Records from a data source

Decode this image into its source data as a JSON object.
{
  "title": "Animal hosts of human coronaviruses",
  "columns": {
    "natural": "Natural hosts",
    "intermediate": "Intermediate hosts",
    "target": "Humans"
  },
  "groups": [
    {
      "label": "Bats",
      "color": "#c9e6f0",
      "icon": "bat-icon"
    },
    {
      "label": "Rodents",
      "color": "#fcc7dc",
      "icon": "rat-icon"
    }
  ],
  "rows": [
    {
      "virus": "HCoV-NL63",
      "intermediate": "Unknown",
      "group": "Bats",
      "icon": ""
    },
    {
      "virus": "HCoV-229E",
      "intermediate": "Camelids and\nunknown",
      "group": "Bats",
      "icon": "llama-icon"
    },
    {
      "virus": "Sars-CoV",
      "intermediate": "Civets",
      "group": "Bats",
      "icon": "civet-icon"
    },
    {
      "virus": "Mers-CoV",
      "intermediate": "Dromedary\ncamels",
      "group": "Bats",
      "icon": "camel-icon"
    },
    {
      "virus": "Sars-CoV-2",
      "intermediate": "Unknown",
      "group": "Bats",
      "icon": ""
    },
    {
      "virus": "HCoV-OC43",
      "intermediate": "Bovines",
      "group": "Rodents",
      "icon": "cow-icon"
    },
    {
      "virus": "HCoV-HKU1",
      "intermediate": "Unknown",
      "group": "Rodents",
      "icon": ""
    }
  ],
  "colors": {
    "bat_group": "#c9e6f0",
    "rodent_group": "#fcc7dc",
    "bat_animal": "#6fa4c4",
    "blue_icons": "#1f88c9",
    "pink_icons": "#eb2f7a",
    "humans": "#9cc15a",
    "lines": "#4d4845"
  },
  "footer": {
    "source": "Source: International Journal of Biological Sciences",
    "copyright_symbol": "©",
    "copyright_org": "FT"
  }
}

> [How to complete this task]: Each line in the data is to be written out precisely.

> [Result of the task]:
Decode this image into its source data as a JSON object.
{
  "title": "Animal hosts of human coronaviruses",
  "columns": {
    "natural": "Natural hosts",
    "intermediate": "Intermediate hosts",
    "target": "Humans"
  },
  "groups": [
    {
      "label": "Bats",
      "color": "#c9e6f0",
      "icon": "bat-icon"
    },
    {
      "label": "Rodents",
      "color": "#fcc7dc",
      "icon": "rat-icon"
    }
  ],
  "rows": [
    {
      "virus": "HCoV-NL63",
      "intermediate": "Unknown",
      "group": "Bats",
      "icon": ""
    },
    {
      "virus": "HCoV-229E",
      "intermediate": "Camelids and\nunknown",
      "group": "Bats",
      "icon": "llama-icon"
    },
    {
      "virus": "Sars-CoV",
      "intermediate": "Civets",
      "group": "Bats",
      "icon": "civet-icon"
    },
    {
      "virus": "Mers-CoV",
      "intermediate": "Dromedary\ncamels",
      "group": "Bats",
      "icon": "camel-icon"
    },
    {
      "virus": "Sars-CoV-2",
      "intermediate": "Unknown",
      "group": "Bats",
      "icon": ""
    },
    {
      "virus": "HCoV-OC43",
      "intermediate": "Bovines",
      "group": "Rodents",
      "icon": "cow-icon"
    },
    {
      "virus": "HCoV-HKU1",
      "intermediate": "Unknown",
      "group": "Rodents",
      "icon": ""
    }
  ],
  "colors": {
    "bat_group": "#c9e6f0",
    "rodent_group": "#fcc7dc",
    "bat_animal": "#6fa4c4",
    "blue_icons": "#1f88c9",
    "pink_icons": "#eb2f7a",
    "humans": "#9cc15a",
    "lines": "#4d4845"
  },
  "footer": {
    "source": "Source: International Journal of Biological Sciences",
    "copyright_symbol": "©",
    "copyright_org": "FT"
  }
}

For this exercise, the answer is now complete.